What the exercise asks: Pull out every line from the listing that has the word "Dated".

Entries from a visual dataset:
══════════════════════════════

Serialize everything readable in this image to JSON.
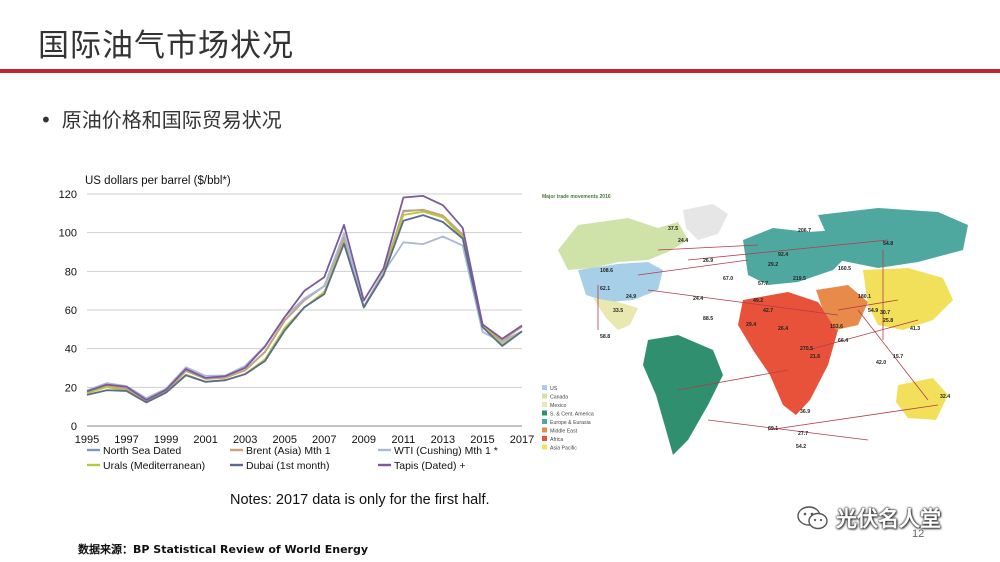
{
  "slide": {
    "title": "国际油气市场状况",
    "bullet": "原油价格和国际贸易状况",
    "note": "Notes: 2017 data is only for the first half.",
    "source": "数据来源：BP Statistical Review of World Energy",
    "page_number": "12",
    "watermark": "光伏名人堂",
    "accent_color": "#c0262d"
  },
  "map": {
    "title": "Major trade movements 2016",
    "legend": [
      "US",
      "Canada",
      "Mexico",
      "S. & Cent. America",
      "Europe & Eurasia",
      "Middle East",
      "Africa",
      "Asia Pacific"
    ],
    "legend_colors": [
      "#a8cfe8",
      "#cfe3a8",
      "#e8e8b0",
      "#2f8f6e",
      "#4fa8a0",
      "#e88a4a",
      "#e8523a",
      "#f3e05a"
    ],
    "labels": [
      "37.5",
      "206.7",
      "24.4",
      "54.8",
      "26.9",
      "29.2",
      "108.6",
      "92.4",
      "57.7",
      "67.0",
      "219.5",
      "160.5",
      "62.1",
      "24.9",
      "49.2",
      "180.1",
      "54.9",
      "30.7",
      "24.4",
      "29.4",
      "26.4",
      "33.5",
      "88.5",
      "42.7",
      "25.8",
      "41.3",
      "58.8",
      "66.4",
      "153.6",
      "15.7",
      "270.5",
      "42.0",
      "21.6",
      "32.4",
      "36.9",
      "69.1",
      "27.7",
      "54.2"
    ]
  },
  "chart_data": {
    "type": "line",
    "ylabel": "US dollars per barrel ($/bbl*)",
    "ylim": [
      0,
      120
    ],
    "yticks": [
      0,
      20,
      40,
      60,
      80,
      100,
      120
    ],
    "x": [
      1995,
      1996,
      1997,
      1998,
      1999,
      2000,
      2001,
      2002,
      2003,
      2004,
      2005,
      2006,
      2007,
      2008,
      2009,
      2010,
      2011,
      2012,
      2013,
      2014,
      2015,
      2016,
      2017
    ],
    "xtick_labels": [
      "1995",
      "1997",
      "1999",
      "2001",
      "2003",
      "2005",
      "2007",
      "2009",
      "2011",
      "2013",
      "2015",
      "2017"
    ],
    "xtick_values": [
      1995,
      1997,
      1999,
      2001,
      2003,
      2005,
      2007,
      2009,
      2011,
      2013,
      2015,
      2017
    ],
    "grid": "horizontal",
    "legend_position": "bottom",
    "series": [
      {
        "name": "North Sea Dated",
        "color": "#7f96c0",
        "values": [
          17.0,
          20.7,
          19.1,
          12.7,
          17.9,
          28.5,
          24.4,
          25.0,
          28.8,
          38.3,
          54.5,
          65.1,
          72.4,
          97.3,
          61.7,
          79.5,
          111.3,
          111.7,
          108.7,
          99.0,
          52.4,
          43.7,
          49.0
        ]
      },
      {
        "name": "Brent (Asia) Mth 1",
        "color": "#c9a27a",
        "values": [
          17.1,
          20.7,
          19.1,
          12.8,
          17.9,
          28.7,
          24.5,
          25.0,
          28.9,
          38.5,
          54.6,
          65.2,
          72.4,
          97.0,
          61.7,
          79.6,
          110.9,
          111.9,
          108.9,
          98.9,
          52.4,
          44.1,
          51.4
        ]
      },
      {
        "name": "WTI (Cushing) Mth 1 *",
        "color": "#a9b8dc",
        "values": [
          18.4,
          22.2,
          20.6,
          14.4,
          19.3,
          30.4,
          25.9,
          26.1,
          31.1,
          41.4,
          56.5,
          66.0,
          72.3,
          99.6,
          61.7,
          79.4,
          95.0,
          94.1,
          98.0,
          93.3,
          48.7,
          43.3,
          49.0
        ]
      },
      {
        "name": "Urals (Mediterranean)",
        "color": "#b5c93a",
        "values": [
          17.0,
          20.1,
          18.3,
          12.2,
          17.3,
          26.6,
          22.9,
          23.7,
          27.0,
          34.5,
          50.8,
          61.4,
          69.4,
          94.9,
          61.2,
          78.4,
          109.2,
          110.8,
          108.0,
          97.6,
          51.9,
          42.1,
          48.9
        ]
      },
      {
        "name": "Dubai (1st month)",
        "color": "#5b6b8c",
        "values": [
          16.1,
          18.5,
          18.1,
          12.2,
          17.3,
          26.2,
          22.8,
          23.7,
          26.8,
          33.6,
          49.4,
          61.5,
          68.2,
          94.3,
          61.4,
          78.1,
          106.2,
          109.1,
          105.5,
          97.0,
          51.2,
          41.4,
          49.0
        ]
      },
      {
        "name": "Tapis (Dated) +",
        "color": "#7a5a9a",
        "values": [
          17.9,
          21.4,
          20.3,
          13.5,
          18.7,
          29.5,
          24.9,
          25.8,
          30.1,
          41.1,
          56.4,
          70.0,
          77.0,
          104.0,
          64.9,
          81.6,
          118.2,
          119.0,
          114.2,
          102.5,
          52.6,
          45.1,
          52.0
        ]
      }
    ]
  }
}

══════════════════════════════

Result of the task:
        "name": "North Sea Dated",
        "name": "Tapis (Dated) +",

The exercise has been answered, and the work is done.